◆ Data for this exercise ◆
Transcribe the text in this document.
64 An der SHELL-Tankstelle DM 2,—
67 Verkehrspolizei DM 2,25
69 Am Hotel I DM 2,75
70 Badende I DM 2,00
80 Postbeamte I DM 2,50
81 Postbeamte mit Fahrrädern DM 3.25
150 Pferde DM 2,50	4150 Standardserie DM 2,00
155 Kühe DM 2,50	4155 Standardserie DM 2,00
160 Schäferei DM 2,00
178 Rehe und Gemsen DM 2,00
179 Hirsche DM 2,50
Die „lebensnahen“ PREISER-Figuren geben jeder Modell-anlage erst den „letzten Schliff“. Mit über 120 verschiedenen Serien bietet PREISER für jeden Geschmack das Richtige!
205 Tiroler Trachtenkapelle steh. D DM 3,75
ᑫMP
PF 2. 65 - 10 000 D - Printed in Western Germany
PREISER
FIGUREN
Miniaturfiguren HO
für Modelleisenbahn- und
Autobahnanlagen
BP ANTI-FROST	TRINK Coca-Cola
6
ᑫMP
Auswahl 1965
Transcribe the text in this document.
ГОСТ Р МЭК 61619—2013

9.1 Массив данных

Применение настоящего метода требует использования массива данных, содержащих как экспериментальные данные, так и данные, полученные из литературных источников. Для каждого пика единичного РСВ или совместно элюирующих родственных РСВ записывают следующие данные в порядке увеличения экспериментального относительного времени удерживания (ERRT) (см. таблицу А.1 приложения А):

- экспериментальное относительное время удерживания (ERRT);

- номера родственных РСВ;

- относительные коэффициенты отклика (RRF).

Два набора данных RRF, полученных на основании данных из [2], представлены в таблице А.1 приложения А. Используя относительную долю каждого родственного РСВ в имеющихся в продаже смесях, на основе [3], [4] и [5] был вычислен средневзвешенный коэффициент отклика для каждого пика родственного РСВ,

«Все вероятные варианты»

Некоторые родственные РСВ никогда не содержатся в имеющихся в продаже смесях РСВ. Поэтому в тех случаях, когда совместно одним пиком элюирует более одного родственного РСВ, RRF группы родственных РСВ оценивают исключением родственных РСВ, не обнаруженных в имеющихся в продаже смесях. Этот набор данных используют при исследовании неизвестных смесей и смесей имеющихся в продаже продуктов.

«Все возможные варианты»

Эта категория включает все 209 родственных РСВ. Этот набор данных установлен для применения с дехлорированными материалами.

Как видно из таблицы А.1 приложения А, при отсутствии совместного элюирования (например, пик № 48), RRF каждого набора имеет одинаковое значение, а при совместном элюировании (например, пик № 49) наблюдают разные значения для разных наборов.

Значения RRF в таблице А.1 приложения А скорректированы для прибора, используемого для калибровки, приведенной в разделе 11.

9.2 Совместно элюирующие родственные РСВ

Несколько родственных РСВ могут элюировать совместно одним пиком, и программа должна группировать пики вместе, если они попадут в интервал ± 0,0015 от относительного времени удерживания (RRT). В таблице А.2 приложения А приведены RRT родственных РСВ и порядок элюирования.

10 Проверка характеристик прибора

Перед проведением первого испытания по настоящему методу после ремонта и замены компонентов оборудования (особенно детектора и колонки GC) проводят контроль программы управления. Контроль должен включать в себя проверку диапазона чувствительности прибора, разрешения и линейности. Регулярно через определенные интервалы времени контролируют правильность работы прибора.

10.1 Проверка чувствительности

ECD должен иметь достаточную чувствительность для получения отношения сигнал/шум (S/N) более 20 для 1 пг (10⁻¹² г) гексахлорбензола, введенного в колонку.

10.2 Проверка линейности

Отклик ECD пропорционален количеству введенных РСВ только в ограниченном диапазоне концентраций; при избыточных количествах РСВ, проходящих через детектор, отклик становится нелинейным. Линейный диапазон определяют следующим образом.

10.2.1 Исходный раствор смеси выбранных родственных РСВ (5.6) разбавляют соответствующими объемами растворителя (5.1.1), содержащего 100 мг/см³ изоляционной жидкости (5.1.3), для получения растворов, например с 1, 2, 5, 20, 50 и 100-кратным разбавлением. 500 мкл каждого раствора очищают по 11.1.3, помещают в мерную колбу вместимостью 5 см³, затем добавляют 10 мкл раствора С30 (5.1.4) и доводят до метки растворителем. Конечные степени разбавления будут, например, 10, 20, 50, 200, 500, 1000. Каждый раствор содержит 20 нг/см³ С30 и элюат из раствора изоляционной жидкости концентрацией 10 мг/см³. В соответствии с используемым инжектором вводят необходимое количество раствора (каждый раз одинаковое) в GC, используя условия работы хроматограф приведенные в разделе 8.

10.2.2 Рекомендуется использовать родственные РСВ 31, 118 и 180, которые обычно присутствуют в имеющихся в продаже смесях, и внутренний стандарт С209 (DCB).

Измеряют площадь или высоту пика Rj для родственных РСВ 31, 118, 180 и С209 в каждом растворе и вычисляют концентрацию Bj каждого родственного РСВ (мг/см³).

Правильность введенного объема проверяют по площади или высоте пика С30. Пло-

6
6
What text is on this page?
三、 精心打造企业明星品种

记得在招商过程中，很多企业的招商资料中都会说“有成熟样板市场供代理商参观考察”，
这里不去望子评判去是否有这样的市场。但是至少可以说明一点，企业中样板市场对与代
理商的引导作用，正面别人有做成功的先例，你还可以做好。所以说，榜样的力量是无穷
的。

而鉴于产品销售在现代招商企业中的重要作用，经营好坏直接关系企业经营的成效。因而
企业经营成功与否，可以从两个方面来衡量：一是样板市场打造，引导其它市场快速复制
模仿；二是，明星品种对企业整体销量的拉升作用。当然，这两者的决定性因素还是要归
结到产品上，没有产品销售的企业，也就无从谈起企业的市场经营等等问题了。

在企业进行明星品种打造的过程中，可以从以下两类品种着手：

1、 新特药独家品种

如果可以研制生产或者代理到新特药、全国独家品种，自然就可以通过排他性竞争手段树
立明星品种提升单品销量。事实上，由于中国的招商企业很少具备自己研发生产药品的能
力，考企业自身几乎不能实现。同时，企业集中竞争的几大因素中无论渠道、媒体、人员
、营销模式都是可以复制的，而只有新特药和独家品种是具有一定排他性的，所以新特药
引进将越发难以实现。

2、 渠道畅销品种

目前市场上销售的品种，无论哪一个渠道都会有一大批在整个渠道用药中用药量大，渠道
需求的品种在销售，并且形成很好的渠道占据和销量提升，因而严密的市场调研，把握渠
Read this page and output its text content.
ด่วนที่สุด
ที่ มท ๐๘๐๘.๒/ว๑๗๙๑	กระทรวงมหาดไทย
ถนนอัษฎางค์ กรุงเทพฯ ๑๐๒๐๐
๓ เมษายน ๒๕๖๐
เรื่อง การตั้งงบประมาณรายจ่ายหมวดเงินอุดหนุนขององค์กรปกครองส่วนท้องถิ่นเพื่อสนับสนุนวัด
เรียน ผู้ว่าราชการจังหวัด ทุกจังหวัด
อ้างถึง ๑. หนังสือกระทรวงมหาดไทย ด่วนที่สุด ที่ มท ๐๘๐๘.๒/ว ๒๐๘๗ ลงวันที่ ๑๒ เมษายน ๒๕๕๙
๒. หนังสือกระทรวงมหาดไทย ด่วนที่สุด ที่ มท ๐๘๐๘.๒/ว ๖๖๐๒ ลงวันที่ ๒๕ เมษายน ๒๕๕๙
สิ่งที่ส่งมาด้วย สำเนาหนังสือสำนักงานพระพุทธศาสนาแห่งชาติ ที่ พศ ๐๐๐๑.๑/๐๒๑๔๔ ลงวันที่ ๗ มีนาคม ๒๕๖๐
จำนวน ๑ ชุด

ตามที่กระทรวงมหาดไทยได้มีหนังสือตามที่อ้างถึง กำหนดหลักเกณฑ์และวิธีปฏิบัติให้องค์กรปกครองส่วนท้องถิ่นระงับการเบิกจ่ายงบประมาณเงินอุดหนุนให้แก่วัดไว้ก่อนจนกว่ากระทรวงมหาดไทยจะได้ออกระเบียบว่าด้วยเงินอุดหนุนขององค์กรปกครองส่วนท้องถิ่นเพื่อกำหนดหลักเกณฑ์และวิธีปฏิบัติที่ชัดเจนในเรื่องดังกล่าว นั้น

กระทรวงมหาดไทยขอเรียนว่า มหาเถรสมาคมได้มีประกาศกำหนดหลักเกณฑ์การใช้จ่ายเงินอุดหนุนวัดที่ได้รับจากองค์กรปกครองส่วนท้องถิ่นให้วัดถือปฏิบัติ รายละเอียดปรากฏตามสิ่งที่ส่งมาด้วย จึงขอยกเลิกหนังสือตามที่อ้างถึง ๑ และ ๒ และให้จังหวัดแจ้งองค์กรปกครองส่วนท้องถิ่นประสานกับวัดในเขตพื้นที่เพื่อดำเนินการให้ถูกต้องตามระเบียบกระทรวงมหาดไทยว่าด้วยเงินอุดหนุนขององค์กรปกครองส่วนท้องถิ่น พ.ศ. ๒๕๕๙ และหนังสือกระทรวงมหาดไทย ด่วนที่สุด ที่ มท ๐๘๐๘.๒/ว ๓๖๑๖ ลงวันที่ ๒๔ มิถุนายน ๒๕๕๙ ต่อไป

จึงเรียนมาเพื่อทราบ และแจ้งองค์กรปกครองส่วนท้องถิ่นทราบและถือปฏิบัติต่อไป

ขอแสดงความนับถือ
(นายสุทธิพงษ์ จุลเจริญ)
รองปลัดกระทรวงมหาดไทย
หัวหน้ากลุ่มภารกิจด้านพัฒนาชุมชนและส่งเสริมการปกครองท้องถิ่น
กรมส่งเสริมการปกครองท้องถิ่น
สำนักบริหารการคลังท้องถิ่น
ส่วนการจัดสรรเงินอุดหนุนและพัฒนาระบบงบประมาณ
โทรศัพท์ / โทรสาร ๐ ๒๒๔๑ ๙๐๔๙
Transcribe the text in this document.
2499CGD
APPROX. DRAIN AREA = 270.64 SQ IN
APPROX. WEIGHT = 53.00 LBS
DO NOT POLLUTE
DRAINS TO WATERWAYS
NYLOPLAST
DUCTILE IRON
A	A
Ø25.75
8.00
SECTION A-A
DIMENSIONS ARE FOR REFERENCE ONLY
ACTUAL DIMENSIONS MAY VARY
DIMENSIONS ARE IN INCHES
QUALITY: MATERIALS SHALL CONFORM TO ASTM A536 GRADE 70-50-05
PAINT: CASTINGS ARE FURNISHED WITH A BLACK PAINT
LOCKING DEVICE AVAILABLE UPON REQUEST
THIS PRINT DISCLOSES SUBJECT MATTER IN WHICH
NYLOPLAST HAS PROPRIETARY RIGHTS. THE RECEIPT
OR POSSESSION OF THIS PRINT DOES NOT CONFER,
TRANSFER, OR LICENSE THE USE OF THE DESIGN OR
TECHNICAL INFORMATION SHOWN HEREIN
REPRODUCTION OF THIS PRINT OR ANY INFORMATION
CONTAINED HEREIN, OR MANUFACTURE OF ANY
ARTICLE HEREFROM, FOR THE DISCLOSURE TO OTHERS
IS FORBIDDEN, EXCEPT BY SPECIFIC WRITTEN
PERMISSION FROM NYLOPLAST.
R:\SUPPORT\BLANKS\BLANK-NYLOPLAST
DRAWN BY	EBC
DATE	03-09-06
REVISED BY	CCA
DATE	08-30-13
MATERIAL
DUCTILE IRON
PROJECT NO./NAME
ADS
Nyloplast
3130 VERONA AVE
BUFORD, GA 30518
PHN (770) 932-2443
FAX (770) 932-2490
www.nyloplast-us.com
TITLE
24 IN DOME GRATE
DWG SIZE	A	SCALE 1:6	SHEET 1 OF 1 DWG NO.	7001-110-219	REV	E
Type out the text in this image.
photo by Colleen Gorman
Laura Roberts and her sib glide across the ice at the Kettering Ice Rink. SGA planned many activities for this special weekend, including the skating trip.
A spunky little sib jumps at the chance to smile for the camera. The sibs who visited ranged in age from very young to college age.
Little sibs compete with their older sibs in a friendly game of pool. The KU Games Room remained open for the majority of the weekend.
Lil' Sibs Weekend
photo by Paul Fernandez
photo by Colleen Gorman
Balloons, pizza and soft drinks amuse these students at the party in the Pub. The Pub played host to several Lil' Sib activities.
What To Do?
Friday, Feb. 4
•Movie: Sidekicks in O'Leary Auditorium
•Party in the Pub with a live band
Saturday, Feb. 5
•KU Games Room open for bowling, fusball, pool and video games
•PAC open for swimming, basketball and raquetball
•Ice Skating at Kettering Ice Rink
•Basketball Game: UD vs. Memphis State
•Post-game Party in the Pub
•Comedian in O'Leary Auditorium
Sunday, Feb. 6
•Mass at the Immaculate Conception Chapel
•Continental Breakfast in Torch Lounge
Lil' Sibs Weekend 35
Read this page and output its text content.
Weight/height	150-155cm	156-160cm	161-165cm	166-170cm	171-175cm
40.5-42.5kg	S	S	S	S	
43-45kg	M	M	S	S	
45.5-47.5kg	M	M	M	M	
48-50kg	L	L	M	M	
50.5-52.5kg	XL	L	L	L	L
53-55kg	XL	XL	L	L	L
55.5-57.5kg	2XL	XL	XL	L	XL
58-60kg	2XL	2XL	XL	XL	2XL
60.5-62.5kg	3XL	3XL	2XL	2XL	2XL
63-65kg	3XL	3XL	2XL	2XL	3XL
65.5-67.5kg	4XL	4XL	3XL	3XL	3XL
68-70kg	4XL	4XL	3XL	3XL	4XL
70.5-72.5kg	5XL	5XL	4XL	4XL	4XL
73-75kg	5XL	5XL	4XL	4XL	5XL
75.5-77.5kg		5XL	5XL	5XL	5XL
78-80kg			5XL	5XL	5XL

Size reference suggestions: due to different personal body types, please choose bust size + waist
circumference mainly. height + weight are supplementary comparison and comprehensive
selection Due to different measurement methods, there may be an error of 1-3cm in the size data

◆ What this task involves ◆
Check each line above for "Postbeamte" and return the ones that have it.

◆ Exercise answer ◆
80 Postbeamte I DM 2,50
81 Postbeamte mit Fahrrädern DM 3.25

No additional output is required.